:: DATASET CONTENT

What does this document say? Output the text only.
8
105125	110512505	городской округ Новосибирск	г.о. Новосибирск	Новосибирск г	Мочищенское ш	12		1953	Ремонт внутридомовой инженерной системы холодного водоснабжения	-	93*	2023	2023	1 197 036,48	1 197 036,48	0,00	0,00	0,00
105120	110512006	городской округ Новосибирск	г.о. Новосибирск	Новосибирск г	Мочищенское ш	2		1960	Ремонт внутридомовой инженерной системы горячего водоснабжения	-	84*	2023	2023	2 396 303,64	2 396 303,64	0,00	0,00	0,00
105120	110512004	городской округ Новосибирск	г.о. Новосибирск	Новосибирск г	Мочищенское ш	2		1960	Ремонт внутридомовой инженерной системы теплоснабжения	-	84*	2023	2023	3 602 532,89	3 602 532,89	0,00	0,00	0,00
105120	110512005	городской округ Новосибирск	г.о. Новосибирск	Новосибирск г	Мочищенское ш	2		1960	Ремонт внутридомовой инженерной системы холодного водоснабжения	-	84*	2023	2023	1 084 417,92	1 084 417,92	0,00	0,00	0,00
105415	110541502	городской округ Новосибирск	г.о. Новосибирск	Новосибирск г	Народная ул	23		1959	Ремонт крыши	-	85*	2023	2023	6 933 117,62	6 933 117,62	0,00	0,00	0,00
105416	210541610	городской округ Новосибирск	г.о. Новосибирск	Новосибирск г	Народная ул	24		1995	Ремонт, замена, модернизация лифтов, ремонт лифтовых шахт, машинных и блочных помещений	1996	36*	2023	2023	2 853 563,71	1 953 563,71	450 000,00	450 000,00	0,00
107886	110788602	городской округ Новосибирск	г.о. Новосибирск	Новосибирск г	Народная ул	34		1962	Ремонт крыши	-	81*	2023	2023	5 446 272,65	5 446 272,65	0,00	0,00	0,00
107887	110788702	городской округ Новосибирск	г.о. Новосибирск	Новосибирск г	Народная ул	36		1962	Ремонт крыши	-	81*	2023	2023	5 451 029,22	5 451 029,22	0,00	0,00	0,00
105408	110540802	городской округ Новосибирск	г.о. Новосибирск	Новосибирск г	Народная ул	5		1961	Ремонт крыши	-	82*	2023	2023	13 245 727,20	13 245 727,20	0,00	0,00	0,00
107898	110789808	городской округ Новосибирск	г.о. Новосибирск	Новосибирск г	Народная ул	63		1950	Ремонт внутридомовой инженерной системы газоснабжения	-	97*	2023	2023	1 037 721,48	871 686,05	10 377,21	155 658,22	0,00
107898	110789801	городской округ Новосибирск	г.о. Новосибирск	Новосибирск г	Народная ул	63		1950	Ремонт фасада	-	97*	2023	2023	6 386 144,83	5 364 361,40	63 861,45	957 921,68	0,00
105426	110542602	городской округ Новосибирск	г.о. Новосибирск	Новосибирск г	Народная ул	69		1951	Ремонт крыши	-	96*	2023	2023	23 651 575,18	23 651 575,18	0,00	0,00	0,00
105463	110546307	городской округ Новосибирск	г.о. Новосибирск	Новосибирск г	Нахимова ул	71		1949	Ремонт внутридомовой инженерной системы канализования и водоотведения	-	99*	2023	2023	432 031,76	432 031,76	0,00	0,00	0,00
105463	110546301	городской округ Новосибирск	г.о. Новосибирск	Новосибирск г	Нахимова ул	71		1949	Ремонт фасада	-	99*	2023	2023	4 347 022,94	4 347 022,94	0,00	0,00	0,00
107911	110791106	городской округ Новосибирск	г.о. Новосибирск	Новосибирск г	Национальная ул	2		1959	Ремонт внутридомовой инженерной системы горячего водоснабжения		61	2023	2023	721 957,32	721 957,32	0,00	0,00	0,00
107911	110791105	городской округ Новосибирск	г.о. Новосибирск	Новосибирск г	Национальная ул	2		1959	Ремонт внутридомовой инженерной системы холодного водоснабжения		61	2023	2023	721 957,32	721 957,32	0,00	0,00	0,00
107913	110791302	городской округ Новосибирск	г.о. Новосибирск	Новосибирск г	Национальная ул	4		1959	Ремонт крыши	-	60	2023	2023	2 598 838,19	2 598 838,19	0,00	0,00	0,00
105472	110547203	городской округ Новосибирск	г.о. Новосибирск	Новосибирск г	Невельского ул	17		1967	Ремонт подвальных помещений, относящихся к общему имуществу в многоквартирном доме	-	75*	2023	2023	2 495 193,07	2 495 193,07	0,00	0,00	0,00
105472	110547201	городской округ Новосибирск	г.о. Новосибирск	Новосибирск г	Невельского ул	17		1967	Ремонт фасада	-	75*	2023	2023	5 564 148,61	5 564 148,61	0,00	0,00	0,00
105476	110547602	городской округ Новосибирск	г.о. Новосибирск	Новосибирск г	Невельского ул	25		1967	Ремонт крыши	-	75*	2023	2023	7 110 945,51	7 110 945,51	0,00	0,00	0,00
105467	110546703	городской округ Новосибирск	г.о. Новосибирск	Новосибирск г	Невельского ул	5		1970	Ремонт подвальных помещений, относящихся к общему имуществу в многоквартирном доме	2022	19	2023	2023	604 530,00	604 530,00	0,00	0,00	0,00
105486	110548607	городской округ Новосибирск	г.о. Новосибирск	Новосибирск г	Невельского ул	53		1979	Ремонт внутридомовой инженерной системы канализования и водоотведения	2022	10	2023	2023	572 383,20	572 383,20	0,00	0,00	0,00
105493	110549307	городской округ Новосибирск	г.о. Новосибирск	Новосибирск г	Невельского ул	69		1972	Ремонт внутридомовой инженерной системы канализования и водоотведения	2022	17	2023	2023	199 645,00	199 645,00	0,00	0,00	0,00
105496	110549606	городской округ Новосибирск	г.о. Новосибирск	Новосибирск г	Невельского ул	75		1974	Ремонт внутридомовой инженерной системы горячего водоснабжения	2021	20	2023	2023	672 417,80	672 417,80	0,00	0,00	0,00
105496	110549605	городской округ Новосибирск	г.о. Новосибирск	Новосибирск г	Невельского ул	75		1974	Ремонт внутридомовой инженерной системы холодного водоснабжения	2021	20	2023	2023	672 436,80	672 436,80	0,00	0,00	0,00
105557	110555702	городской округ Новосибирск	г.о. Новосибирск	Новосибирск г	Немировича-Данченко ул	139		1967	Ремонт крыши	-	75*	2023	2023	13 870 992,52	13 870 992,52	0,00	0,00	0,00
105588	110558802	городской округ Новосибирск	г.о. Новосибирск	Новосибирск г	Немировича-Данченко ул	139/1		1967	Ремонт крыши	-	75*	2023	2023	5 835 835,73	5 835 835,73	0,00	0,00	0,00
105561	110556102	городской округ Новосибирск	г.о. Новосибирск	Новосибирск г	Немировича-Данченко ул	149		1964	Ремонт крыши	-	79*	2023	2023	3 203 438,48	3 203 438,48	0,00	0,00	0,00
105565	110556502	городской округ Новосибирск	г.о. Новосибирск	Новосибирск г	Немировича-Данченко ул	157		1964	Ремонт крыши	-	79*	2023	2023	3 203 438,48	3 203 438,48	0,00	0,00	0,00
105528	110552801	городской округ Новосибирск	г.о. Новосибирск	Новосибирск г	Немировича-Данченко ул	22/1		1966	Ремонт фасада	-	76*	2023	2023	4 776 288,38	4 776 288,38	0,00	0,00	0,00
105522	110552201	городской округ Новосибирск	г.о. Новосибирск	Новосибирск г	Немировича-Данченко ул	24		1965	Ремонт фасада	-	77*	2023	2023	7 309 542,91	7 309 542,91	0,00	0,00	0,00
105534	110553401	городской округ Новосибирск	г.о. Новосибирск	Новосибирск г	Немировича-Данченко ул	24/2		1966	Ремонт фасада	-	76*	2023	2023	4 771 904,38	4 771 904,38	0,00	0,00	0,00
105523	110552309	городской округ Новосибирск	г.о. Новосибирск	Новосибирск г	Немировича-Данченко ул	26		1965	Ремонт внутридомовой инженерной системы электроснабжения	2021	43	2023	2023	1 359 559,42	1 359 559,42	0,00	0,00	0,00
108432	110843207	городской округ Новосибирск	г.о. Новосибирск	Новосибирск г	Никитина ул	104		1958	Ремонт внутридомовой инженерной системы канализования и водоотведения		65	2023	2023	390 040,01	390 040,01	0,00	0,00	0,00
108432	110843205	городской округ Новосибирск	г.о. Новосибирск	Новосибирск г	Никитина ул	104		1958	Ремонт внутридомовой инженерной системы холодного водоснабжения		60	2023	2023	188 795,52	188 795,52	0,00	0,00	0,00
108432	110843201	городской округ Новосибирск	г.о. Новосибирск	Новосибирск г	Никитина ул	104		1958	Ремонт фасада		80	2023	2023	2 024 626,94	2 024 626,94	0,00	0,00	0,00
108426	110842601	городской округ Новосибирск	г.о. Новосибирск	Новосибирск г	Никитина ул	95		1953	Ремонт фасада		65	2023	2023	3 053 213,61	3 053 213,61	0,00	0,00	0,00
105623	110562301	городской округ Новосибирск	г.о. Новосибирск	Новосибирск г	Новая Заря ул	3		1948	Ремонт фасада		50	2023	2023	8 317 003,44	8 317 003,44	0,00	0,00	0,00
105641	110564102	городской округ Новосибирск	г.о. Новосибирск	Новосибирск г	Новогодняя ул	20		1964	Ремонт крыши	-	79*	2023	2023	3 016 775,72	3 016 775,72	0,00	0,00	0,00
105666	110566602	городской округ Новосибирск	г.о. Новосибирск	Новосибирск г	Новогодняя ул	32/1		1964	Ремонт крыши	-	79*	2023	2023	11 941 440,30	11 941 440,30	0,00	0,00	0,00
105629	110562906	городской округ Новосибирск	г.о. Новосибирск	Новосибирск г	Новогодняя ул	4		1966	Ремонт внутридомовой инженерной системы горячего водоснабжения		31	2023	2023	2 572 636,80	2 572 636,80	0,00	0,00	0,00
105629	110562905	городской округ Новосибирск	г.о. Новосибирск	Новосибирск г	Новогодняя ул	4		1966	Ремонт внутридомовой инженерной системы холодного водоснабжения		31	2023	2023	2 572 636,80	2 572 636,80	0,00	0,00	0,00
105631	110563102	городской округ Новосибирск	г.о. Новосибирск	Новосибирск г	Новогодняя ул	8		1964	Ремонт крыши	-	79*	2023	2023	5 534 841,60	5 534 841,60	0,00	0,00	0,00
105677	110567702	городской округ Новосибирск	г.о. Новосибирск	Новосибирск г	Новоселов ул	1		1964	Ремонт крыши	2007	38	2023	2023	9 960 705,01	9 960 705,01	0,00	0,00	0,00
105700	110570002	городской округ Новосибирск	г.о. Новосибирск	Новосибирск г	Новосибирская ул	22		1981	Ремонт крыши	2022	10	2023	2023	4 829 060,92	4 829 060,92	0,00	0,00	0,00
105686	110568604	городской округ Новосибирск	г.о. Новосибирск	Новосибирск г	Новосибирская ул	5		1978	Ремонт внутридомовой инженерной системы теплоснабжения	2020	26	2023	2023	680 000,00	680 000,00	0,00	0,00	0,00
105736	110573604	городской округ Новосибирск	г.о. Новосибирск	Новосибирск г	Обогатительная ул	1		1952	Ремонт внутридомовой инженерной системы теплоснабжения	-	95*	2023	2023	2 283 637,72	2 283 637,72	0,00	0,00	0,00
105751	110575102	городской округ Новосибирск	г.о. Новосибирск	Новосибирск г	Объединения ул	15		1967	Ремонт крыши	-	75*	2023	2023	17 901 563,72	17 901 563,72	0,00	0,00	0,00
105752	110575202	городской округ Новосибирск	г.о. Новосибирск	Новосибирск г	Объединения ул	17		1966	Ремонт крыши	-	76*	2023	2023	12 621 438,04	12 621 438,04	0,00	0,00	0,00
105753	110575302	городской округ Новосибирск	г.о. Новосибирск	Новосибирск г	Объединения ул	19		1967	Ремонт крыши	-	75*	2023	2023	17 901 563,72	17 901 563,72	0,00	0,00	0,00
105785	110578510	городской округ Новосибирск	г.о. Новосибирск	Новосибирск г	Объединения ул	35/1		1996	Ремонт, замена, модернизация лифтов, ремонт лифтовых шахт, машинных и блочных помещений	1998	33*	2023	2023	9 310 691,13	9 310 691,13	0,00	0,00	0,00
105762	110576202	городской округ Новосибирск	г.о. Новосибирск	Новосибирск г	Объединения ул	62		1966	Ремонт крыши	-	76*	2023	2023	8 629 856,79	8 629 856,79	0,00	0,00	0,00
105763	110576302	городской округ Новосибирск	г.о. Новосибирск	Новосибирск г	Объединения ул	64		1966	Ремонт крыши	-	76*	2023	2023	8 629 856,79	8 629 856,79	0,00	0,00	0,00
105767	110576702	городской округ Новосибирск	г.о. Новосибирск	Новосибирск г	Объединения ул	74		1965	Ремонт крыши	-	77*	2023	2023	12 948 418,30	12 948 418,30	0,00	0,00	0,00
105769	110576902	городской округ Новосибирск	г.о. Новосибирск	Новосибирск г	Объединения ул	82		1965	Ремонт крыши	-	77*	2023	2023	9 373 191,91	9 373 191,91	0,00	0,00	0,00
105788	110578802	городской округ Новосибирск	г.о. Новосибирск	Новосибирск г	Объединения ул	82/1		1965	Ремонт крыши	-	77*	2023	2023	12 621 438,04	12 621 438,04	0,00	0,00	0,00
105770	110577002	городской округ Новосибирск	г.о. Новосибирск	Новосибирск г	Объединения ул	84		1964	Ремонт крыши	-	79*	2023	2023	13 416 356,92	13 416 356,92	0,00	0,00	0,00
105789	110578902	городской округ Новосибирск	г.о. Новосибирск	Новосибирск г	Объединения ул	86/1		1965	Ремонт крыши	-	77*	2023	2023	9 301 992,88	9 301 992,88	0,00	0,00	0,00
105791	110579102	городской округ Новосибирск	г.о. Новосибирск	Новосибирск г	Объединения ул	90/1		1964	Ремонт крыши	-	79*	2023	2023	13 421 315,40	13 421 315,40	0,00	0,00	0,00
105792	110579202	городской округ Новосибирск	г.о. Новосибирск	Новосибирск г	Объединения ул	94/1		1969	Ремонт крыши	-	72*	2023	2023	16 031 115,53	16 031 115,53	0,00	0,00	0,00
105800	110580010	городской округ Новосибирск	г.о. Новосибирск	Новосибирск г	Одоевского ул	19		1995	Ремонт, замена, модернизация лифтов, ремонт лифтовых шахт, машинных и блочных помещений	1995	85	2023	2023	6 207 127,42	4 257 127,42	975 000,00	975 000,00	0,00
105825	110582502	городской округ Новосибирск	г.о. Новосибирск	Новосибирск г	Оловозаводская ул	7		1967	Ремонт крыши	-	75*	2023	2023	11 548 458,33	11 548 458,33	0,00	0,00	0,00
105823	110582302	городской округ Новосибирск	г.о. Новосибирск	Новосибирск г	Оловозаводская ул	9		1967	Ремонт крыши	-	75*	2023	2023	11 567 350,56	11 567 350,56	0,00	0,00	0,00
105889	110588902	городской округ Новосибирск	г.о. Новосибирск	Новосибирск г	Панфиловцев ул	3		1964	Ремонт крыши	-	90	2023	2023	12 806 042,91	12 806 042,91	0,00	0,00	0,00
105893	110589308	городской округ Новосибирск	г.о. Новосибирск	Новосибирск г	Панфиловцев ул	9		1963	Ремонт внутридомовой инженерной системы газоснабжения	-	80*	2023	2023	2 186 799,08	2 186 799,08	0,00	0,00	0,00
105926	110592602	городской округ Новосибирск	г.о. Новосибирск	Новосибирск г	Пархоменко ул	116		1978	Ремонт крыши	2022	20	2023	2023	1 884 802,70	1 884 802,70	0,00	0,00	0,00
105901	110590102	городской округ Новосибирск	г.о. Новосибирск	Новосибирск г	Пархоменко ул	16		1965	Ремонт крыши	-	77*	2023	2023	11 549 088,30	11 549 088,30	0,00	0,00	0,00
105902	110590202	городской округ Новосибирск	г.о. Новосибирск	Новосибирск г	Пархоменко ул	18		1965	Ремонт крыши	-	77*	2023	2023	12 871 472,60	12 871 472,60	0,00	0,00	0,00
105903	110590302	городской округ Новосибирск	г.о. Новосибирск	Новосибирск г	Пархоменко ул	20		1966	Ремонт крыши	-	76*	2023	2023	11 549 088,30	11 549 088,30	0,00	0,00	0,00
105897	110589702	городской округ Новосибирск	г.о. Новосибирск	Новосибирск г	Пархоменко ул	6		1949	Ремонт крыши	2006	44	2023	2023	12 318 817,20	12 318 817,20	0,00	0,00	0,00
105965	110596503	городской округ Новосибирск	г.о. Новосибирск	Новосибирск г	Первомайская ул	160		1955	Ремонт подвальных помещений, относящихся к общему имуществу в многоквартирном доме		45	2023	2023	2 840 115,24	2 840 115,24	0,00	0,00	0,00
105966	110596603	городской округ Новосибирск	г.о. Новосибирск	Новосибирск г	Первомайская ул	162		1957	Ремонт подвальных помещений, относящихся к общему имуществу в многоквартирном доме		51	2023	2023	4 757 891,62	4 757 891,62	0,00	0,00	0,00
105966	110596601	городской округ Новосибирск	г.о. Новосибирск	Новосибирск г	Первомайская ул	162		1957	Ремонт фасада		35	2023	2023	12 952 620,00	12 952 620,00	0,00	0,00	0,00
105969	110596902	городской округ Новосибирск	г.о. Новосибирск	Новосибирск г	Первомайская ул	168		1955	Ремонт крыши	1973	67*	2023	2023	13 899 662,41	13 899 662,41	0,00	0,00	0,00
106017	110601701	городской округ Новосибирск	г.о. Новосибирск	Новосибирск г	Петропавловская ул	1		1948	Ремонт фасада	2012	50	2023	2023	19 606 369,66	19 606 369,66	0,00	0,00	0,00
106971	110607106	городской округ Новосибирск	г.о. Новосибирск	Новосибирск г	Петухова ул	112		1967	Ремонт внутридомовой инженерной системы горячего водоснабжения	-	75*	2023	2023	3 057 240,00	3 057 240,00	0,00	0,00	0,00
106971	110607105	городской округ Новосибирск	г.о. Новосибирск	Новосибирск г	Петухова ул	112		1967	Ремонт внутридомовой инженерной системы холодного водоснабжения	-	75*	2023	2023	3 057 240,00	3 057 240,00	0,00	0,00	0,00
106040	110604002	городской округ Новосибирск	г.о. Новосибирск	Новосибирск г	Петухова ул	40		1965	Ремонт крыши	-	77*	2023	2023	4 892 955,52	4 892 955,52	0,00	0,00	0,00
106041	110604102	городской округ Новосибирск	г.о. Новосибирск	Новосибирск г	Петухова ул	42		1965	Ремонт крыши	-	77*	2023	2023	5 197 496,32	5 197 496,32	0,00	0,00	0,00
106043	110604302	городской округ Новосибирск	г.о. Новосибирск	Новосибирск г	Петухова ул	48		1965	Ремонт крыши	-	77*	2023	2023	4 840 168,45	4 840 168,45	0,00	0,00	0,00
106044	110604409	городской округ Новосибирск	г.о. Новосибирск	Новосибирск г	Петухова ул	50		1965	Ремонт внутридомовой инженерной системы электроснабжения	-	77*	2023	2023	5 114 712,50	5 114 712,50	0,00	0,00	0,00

::::

● **WHAT IS REQUIRED**:
How many lines in the records above contain the word "Оловозаводская"? Reply with the number and nothing more.

● **RIGHT ANSWER**:
2